◆ **Requirement**
How many of these lines hold the string "главного"? Answer with the number only.

◆ **Input**
▶

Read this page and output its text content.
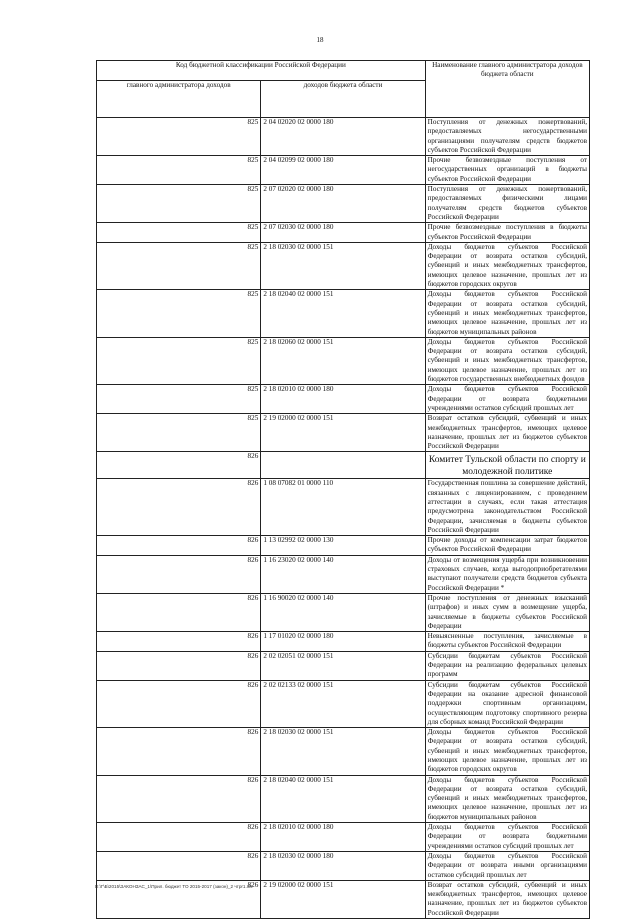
18
Код бюджетной классификации Российской Федерации		Наименование главного администратора доходов бюджета области
главного администратора доходов	доходов бюджета области	
825	2 04 02020 02 0000 180	Поступления от денежных пожертвований, предоставляемых негосударственными организациями получателям средств бюджетов субъектов Российской Федерации
825	2 04 02099 02 0000 180	Прочие безвозмездные поступления от негосударственных организаций в бюджеты субъектов Российской Федерации
825	2 07 02020 02 0000 180	Поступления от денежных пожертвований, предоставляемых физическими лицами получателям средств бюджетов субъектов Российской Федерации
825	2 07 02030 02 0000 180	Прочие безвозмездные поступления в бюджеты субъектов Российской Федерации
825	2 18 02030 02 0000 151	Доходы бюджетов субъектов Российской Федерации от возврата остатков субсидий, субвенций и иных межбюджетных трансфертов, имеющих целевое назначение, прошлых лет из бюджетов городских округов
825	2 18 02040 02 0000 151	Доходы бюджетов субъектов Российской Федерации от возврата остатков субсидий, субвенций и иных межбюджетных трансфертов, имеющих целевое назначение, прошлых лет из бюджетов муниципальных районов
825	2 18 02060 02 0000 151	Доходы бюджетов субъектов Российской Федерации от возврата остатков субсидий, субвенций и иных межбюджетных трансфертов, имеющих целевое назначение, прошлых лет из бюджетов государственных внебюджетных фондов
825	2 18 02010 02 0000 180	Доходы бюджетов субъектов Российской Федерации от возврата бюджетными учреждениями остатков субсидий прошлых лет
825	2 19 02000 02 0000 151	Возврат остатков субсидий, субвенций и иных межбюджетных трансфертов, имеющих целевое назначение, прошлых лет из бюджетов субъектов Российской Федерации
826		Комитет Тульской области по спорту и молодежной политике
826	1 08 07082 01 0000 110	Государственная пошлина за совершение действий, связанных с лицензированием, с проведением аттестации в случаях, если такая аттестация предусмотрена законодательством Российской Федерации, зачисляемая в бюджеты субъектов Российской Федерации
826	1 13 02992 02 0000 130	Прочие доходы от компенсации затрат бюджетов субъектов Российской Федерации
826	1 16 23020 02 0000 140	Доходы от возмещения ущерба при возникновении страховых случаев, когда выгодоприобретателями выступают получатели средств бюджетов субъекта Российской Федерации *
826	1 16 90020 02 0000 140	Прочие поступления от денежных взысканий (штрафов) и иных сумм в возмещение ущерба, зачисляемые в бюджеты субъектов Российской Федерации
826	1 17 01020 02 0000 180	Невыясненные поступления, зачисляемые в бюджеты субъектов Российской Федерации
826	2 02 02051 02 0000 151	Субсидии бюджетам субъектов Российской Федерации на реализацию федеральных целевых программ
826	2 02 02133 02 0000 151	Субсидии бюджетам субъектов Российской Федерации на оказание адресной финансовой поддержки спортивным организациям, осуществляющим подготовку спортивного резерва для сборных команд Российской Федерации
826	2 18 02030 02 0000 151	Доходы бюджетов субъектов Российской Федерации от возврата остатков субсидий, субвенций и иных межбюджетных трансфертов, имеющих целевое назначение, прошлых лет из бюджетов городских округов
826	2 18 02040 02 0000 151	Доходы бюджетов субъектов Российской Федерации от возврата остатков субсидий, субвенций и иных межбюджетных трансфертов, имеющих целевое назначение, прошлых лет из бюджетов муниципальных районов
826	2 18 02010 02 0000 180	Доходы бюджетов субъектов Российской Федерации от возврата бюджетными учреждениями остатков субсидий прошлых лет
826	2 18 02030 02 0000 180	Доходы бюджетов субъектов Российской Федерации от возврата иными организациями остатков субсидий прошлых лет
826	2 19 02000 02 0000 151	Возврат остатков субсидий, субвенций и иных межбюджетных трансфертов, имеющих целевое назначение, прошлых лет из бюджетов субъектов Российской Федерации
D:\Г\Б\2015\ЗАКОНЗАС_1\Прил. бюджет ТО 2015-2017 (закон)_2 чтpr1.xls
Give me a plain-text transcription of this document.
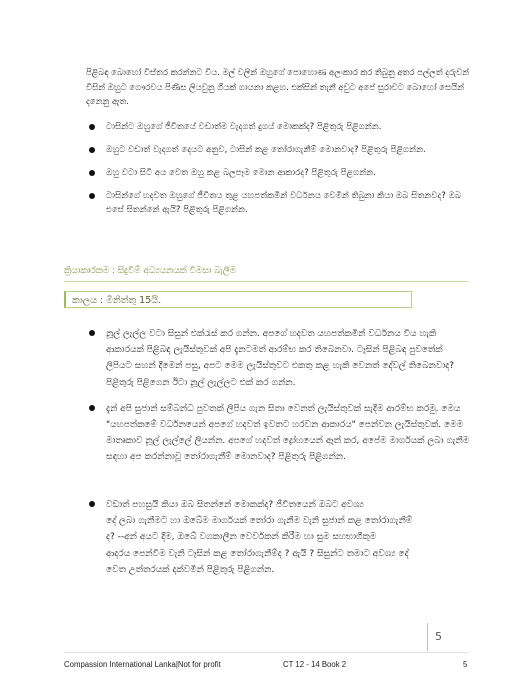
පිළිබඳ බොහෝ විස්තර කරන්නට විය. මල් වලින් ඔහුගේ පොහොණ අලංකාර කර තිබුනු අතර පල්ලත් දරුවන් විසින් ඔහුට ගෞරවය පිණිස ලියවුනු ගීයක් ගායනා කළහ. එක්සින් තැනී අවුට අපේ සුරාවට බොහෝ සෙයින් දනෙනු ඇත.

ටාසින්ට ඔහුගේ ජීවිතයේ වඩාත්ම වැදගත් දුගය් මොකක්ද? පිළිතුරු පිළිගන්න.
ඔහුට වඩාත් වැදගත් දෙයට අනුව, ටාසින් කළ තෝරාගැනීම් මොනවාද? පිළිතුරු පිළිගන්න.
ඔහු වටා සිටි අය වෙත ඔහු කළ බලපෑම මොන ආකාරද? පිළිතුරු පිළගන්න.
ටාසින්ගේ හදවත ඔහුගේ ජීවිතය තුළ යහපත්කමින් වර්ධනය වෙමින් තිබුනා කියා ඔබ සිතනවද? ඔබ එසේ සිතන්නේ ඇයි? පිළිතුරු පිළිගන්න.
ක්‍රියාකාරකම : සිදුවීම් අධ්‍යයනයක් විමසා බැලීම
කාලය : මිනිත්තු 15යි.
නූල් ලැල්ල වටා සිසුන් එක්රැස් කර ගන්න. අපගේ හදවත යහපත්කමින් වර්ධනය විය හැකි ආකාරයක් පිළිබඳ ලැයිස්තුවක් අපි දැනටමත් ආරම්භ කර තිබෙනවා. ටෑසින් පිළිබඳ පුවතේක් ලිපියට සහන් දීමෙන් පසු, අපට මෙම ලැයිස්තුවට එකතු කළ හැකි වෙනත් දේවල් තිබෙනවාද? පිළිතුරු පිළිගෙන ඊටා නූල් ලැල්ලට එක් කර ගන්න.
දැන් අපි සුජාන් සම්බන්ධ පුවතක් ලිපිය ගැන සිතා වෙනත් ලැයිස්තුවක් සැදීම ආරම්භ කරමු. මෙය "යහපත්කමේ වර්ධනයෙන් අපගේ හදවත් ඉවතට හරවන ආකාරය" පෙන්වන ලැයිස්තුවක්. මෙම මාතෘකාව නූල් ලැල්ලේ ලියන්න. අපගේ හදවත් ද්‍රෝහයෙන් ඈත් කර, අපේම මාර්ගයක් ලබා ගැනීම සඳහා අප කරන්නාවූ තෝරාගැනීම් මොනවාද? පිළිතුරු පිළිගන්න.
වඩාත් පහසුයි කියා ඔබ සිතන්නේ මොකක්ද? ජීවිතයෙන් ඔබට අවශ්‍ය
දේ ලබා ගැනීමට හා ඔබේම මාර්ගයක් තෝරා ගැනීම වැනි සුජාන් කළ තෝරාගැනීම්
ද? --අන් අයට දීම, ඔබේ වගකාලීන වෙර්වකන් කිරීම හා සුම සහභාගීකුම
ආදරය පෙන්වීම වැනි ටෑසින් කළ තෝරාගැනීම්ද ? ඇයි ? සිසුන්ට තමාට අවශ්‍ය දේ
වෙත උත්තරයක් දක්වමින් පිළිතුරු පිළිගන්න.
5
Compassion International Lanka|Not for profit	CT 12 - 14 Book 2	5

◀

◆ **Task result**
2